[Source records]
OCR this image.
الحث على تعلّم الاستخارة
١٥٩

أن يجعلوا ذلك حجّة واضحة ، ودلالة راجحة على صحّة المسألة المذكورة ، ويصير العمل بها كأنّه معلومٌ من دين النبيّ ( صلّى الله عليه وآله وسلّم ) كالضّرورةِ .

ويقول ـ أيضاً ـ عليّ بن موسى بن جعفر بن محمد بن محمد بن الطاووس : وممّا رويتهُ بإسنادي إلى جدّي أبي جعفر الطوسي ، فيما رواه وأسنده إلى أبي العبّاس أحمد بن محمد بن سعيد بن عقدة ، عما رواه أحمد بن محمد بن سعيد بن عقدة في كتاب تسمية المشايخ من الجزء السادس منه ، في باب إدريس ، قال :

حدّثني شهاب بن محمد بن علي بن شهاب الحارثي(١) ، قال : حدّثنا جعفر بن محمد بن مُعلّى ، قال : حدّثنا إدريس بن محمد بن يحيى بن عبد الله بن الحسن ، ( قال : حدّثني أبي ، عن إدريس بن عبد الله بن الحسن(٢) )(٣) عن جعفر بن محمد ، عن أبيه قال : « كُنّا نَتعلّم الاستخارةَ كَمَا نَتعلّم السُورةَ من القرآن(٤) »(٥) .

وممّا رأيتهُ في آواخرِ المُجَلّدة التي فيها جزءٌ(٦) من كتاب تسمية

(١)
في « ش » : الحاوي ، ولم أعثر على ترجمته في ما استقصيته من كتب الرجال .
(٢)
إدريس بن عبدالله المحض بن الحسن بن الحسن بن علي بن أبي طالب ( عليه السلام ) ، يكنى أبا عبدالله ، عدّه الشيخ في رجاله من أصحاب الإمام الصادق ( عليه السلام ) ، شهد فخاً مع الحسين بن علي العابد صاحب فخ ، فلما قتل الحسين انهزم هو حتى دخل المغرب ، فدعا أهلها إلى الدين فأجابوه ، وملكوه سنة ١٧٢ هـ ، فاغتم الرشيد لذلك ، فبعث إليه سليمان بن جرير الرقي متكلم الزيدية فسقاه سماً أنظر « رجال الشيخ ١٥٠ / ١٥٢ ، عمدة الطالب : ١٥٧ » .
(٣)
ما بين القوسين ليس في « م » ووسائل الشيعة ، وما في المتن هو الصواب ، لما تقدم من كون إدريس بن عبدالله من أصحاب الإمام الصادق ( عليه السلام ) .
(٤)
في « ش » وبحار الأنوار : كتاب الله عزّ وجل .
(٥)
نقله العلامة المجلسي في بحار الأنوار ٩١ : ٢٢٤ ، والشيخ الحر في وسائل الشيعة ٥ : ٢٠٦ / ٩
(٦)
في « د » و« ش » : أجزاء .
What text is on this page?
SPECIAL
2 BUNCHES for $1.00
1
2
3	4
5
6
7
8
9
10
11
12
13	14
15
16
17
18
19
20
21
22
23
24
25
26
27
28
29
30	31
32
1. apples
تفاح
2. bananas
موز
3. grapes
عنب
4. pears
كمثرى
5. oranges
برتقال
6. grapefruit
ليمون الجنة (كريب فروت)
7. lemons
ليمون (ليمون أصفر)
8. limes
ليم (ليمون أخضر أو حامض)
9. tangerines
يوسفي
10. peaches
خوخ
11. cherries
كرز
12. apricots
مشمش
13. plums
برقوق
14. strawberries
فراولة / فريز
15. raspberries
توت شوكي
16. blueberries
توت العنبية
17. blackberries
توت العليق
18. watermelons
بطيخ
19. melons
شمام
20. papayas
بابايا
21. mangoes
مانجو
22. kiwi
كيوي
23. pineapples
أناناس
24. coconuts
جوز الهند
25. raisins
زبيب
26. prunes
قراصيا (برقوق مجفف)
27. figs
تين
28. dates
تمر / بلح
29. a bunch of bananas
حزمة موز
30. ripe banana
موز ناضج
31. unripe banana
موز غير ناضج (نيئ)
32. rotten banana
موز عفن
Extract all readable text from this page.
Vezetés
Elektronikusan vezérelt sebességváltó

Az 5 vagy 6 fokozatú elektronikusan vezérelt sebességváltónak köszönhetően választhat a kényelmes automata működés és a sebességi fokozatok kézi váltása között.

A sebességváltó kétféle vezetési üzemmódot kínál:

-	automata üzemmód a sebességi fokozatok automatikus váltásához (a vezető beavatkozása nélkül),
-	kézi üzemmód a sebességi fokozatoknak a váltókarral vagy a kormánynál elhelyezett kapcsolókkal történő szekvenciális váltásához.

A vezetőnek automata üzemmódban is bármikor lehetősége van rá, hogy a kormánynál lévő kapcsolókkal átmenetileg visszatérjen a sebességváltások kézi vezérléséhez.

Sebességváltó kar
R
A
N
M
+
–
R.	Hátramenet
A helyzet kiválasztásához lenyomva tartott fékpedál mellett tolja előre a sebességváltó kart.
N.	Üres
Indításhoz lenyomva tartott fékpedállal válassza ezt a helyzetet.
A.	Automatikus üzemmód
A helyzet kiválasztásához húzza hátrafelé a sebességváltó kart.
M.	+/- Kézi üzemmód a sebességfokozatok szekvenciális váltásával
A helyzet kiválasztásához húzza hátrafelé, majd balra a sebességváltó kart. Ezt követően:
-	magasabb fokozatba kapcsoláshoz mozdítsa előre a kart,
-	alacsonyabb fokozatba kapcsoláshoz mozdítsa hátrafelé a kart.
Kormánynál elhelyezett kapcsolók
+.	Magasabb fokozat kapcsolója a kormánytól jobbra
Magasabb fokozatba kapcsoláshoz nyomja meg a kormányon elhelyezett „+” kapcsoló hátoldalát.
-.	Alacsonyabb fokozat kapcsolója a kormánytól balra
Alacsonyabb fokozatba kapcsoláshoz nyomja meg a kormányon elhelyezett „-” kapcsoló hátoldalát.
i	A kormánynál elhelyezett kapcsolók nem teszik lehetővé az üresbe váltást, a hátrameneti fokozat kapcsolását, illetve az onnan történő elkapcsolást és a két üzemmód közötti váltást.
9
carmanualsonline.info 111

- **Exercise requirements**
Print the whole listing again, exactly.

- **Solution to the problem**
OCR this image.
الحث على تعلّم الاستخارة
١٥٩

أن يجعلوا ذلك حجّة واضحة ، ودلالة راجحة على صحّة المسألة المذكورة ، ويصير العمل بها كأنّه معلومٌ من دين النبيّ ( صلّى الله عليه وآله وسلّم ) كالضّرورةِ .

ويقول ـ أيضاً ـ عليّ بن موسى بن جعفر بن محمد بن محمد بن الطاووس : وممّا رويتهُ بإسنادي إلى جدّي أبي جعفر الطوسي ، فيما رواه وأسنده إلى أبي العبّاس أحمد بن محمد بن سعيد بن عقدة ، عما رواه أحمد بن محمد بن سعيد بن عقدة في كتاب تسمية المشايخ من الجزء السادس منه ، في باب إدريس ، قال :

حدّثني شهاب بن محمد بن علي بن شهاب الحارثي(١) ، قال : حدّثنا جعفر بن محمد بن مُعلّى ، قال : حدّثنا إدريس بن محمد بن يحيى بن عبد الله بن الحسن ، ( قال : حدّثني أبي ، عن إدريس بن عبد الله بن الحسن(٢) )(٣) عن جعفر بن محمد ، عن أبيه قال : « كُنّا نَتعلّم الاستخارةَ كَمَا نَتعلّم السُورةَ من القرآن(٤) »(٥) .

وممّا رأيتهُ في آواخرِ المُجَلّدة التي فيها جزءٌ(٦) من كتاب تسمية

(١)
في « ش » : الحاوي ، ولم أعثر على ترجمته في ما استقصيته من كتب الرجال .
(٢)
إدريس بن عبدالله المحض بن الحسن بن الحسن بن علي بن أبي طالب ( عليه السلام ) ، يكنى أبا عبدالله ، عدّه الشيخ في رجاله من أصحاب الإمام الصادق ( عليه السلام ) ، شهد فخاً مع الحسين بن علي العابد صاحب فخ ، فلما قتل الحسين انهزم هو حتى دخل المغرب ، فدعا أهلها إلى الدين فأجابوه ، وملكوه سنة ١٧٢ هـ ، فاغتم الرشيد لذلك ، فبعث إليه سليمان بن جرير الرقي متكلم الزيدية فسقاه سماً أنظر « رجال الشيخ ١٥٠ / ١٥٢ ، عمدة الطالب : ١٥٧ » .
(٣)
ما بين القوسين ليس في « م » ووسائل الشيعة ، وما في المتن هو الصواب ، لما تقدم من كون إدريس بن عبدالله من أصحاب الإمام الصادق ( عليه السلام ) .
(٤)
في « ش » وبحار الأنوار : كتاب الله عزّ وجل .
(٥)
نقله العلامة المجلسي في بحار الأنوار ٩١ : ٢٢٤ ، والشيخ الحر في وسائل الشيعة ٥ : ٢٠٦ / ٩
(٦)
في « د » و« ش » : أجزاء .
What text is on this page?
SPECIAL
2 BUNCHES for $1.00
1
2
3	4
5
6
7
8
9
10
11
12
13	14
15
16
17
18
19
20
21
22
23
24
25
26
27
28
29
30	31
32
1. apples
تفاح
2. bananas
موز
3. grapes
عنب
4. pears
كمثرى
5. oranges
برتقال
6. grapefruit
ليمون الجنة (كريب فروت)
7. lemons
ليمون (ليمون أصفر)
8. limes
ليم (ليمون أخضر أو حامض)
9. tangerines
يوسفي
10. peaches
خوخ
11. cherries
كرز
12. apricots
مشمش
13. plums
برقوق
14. strawberries
فراولة / فريز
15. raspberries
توت شوكي
16. blueberries
توت العنبية
17. blackberries
توت العليق
18. watermelons
بطيخ
19. melons
شمام
20. papayas
بابايا
21. mangoes
مانجو
22. kiwi
كيوي
23. pineapples
أناناس
24. coconuts
جوز الهند
25. raisins
زبيب
26. prunes
قراصيا (برقوق مجفف)
27. figs
تين
28. dates
تمر / بلح
29. a bunch of bananas
حزمة موز
30. ripe banana
موز ناضج
31. unripe banana
موز غير ناضج (نيئ)
32. rotten banana
موز عفن
Extract all readable text from this page.
Vezetés
Elektronikusan vezérelt sebességváltó

Az 5 vagy 6 fokozatú elektronikusan vezérelt sebességváltónak köszönhetően választhat a kényelmes automata működés és a sebességi fokozatok kézi váltása között.

A sebességváltó kétféle vezetési üzemmódot kínál:

-	automata üzemmód a sebességi fokozatok automatikus váltásához (a vezető beavatkozása nélkül),
-	kézi üzemmód a sebességi fokozatoknak a váltókarral vagy a kormánynál elhelyezett kapcsolókkal történő szekvenciális váltásához.

A vezetőnek automata üzemmódban is bármikor lehetősége van rá, hogy a kormánynál lévő kapcsolókkal átmenetileg visszatérjen a sebességváltások kézi vezérléséhez.

Sebességváltó kar
R
A
N
M
+
–
R.	Hátramenet
A helyzet kiválasztásához lenyomva tartott fékpedál mellett tolja előre a sebességváltó kart.
N.	Üres
Indításhoz lenyomva tartott fékpedállal válassza ezt a helyzetet.
A.	Automatikus üzemmód
A helyzet kiválasztásához húzza hátrafelé a sebességváltó kart.
M.	+/- Kézi üzemmód a sebességfokozatok szekvenciális váltásával
A helyzet kiválasztásához húzza hátrafelé, majd balra a sebességváltó kart. Ezt követően:
-	magasabb fokozatba kapcsoláshoz mozdítsa előre a kart,
-	alacsonyabb fokozatba kapcsoláshoz mozdítsa hátrafelé a kart.
Kormánynál elhelyezett kapcsolók
+.	Magasabb fokozat kapcsolója a kormánytól jobbra
Magasabb fokozatba kapcsoláshoz nyomja meg a kormányon elhelyezett „+” kapcsoló hátoldalát.
-.	Alacsonyabb fokozat kapcsolója a kormánytól balra
Alacsonyabb fokozatba kapcsoláshoz nyomja meg a kormányon elhelyezett „-” kapcsoló hátoldalát.
i	A kormánynál elhelyezett kapcsolók nem teszik lehetővé az üresbe váltást, a hátrameneti fokozat kapcsolását, illetve az onnan történő elkapcsolást és a két üzemmód közötti váltást.
9
carmanualsonline.info 111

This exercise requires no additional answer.